_Exercise:_
Without the pictures, can you quote each line below exactly?

_Dataset rows:_

*****

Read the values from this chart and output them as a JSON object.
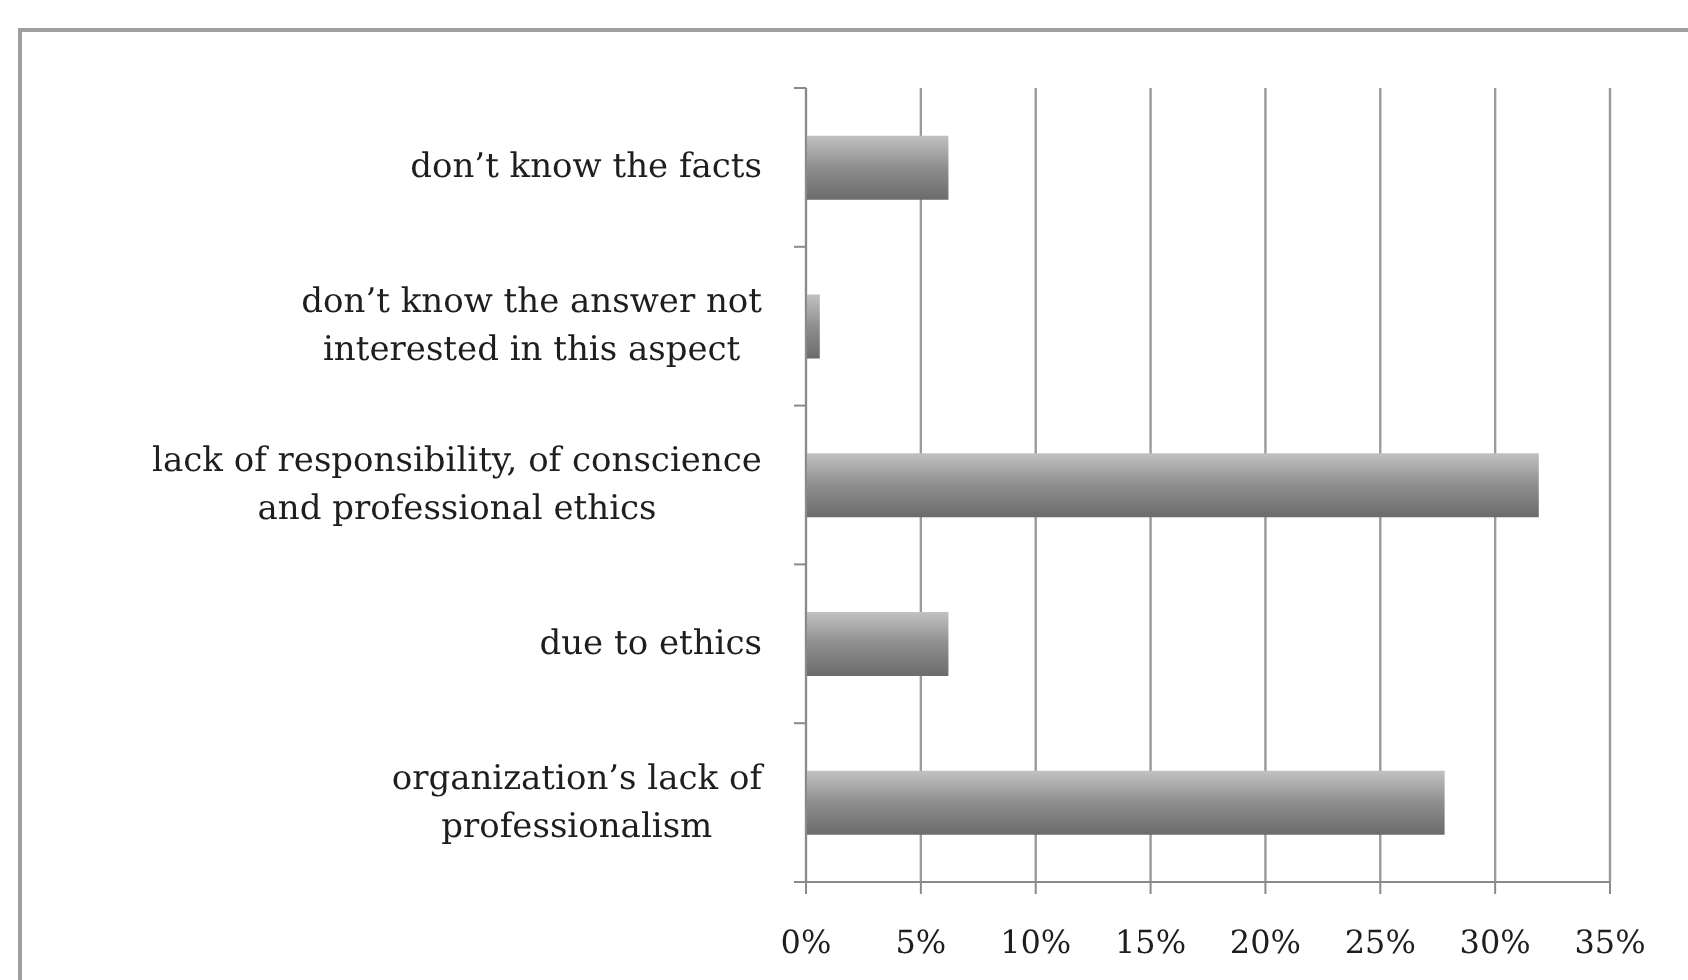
{
  "chart_data": {
    "type": "bar",
    "orientation": "horizontal",
    "categories": [
      "don’t know the facts",
      "don’t know the answer not interested in this aspect",
      "lack of responsibility, of conscience and professional ethics",
      "due to ethics",
      "organization’s lack of professionalism"
    ],
    "values": [
      6.2,
      0.6,
      31.9,
      6.2,
      27.8
    ],
    "color": "#8e8e8e",
    "xlim": [
      0,
      35
    ],
    "xticks": [
      {
        "value": 0,
        "label": "0%"
      },
      {
        "value": 5,
        "label": "5%"
      },
      {
        "value": 10,
        "label": "10%"
      },
      {
        "value": 15,
        "label": "15%"
      },
      {
        "value": 20,
        "label": "20%"
      },
      {
        "value": 25,
        "label": "25%"
      },
      {
        "value": 30,
        "label": "30%"
      },
      {
        "value": 35,
        "label": "35%"
      }
    ],
    "grid": "x"
  }
}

*****

_Result:_
Read the values from this chart and output them as a JSON object.
{
  "chart_data": {
    "type": "bar",
    "orientation": "horizontal",
    "categories": [
      "don’t know the facts",
      "don’t know the answer not interested in this aspect",
      "lack of responsibility, of conscience and professional ethics",
      "due to ethics",
      "organization’s lack of professionalism"
    ],
    "values": [
      6.2,
      0.6,
      31.9,
      6.2,
      27.8
    ],
    "color": "#8e8e8e",
    "xlim": [
      0,
      35
    ],
    "xticks": [
      {
        "value": 0,
        "label": "0%"
      },
      {
        "value": 5,
        "label": "5%"
      },
      {
        "value": 10,
        "label": "10%"
      },
      {
        "value": 15,
        "label": "15%"
      },
      {
        "value": 20,
        "label": "20%"
      },
      {
        "value": 25,
        "label": "25%"
      },
      {
        "value": 30,
        "label": "30%"
      },
      {
        "value": 35,
        "label": "35%"
      }
    ],
    "grid": "x"
  }
}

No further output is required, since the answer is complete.